**Source records**:
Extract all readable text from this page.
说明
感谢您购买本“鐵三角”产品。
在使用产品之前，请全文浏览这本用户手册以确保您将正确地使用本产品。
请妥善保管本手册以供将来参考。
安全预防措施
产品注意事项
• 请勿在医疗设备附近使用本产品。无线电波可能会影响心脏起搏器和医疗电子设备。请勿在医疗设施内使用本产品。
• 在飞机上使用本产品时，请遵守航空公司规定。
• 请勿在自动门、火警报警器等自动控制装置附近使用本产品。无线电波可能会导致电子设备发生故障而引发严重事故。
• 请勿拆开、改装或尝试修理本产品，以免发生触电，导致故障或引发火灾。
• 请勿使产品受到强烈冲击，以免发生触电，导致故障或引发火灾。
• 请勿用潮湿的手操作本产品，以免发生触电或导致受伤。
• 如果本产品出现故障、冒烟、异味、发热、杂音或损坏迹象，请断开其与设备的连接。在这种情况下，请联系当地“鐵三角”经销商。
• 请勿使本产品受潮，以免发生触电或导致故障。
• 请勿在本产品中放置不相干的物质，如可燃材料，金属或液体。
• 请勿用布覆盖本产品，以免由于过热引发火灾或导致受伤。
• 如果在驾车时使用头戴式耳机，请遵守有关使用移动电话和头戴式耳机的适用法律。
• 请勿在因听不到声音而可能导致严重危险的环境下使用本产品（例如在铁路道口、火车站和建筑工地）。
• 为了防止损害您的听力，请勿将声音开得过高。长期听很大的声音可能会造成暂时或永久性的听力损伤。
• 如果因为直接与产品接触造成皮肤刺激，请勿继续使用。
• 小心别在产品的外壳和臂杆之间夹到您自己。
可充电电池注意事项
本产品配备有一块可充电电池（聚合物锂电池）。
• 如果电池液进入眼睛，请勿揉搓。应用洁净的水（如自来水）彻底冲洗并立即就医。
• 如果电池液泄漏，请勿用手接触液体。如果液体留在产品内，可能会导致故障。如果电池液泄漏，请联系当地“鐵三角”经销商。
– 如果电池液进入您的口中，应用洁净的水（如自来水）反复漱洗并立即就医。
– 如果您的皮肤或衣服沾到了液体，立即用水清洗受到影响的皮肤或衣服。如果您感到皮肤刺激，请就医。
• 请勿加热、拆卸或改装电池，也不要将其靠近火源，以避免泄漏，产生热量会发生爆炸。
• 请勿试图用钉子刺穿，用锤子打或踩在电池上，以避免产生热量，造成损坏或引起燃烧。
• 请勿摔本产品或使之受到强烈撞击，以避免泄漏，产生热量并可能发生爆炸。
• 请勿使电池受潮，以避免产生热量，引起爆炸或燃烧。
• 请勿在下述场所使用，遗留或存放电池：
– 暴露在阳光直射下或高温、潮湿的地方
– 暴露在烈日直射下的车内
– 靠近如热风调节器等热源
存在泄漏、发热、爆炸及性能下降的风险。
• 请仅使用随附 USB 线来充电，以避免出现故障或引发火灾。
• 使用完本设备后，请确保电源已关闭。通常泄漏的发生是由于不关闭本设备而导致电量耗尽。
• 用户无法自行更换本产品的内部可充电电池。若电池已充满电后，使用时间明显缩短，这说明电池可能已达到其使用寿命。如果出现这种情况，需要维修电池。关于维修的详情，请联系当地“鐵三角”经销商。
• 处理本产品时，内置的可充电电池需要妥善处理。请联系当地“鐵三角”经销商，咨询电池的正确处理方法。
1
---
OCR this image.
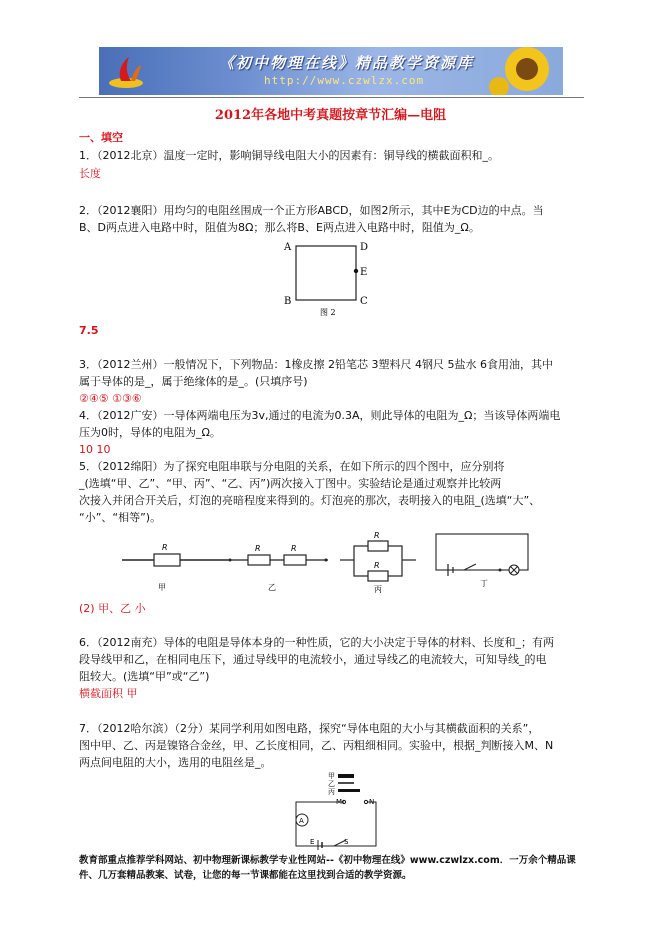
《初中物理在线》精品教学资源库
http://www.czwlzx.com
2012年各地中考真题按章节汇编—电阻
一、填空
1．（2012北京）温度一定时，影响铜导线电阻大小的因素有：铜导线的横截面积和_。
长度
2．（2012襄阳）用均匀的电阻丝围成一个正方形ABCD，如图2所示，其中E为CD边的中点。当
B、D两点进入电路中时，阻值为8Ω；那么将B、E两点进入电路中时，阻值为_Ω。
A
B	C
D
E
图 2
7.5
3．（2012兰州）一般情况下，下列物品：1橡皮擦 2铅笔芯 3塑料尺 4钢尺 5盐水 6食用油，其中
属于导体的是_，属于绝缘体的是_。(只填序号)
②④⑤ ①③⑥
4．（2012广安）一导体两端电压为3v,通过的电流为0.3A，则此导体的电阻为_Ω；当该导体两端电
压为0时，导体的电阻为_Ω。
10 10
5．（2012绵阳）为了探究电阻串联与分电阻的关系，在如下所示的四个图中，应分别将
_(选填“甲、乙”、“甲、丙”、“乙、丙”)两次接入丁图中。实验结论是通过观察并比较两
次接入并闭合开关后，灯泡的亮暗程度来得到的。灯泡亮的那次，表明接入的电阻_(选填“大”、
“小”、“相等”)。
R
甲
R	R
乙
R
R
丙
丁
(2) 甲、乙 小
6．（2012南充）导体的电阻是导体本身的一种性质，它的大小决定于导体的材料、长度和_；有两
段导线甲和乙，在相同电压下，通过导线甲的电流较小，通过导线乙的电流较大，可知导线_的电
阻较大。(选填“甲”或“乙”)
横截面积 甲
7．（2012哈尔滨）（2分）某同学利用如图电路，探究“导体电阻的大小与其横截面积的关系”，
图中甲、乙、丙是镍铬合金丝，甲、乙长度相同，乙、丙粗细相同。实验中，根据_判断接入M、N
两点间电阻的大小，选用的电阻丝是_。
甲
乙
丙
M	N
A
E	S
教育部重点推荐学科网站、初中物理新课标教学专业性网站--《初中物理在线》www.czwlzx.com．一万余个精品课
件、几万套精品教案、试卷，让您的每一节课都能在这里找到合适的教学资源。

**What to produce**:
Keep only those lines of the records that hold "this", and return them.

**Completed task**:
Extract all readable text from this page.
OCR this image.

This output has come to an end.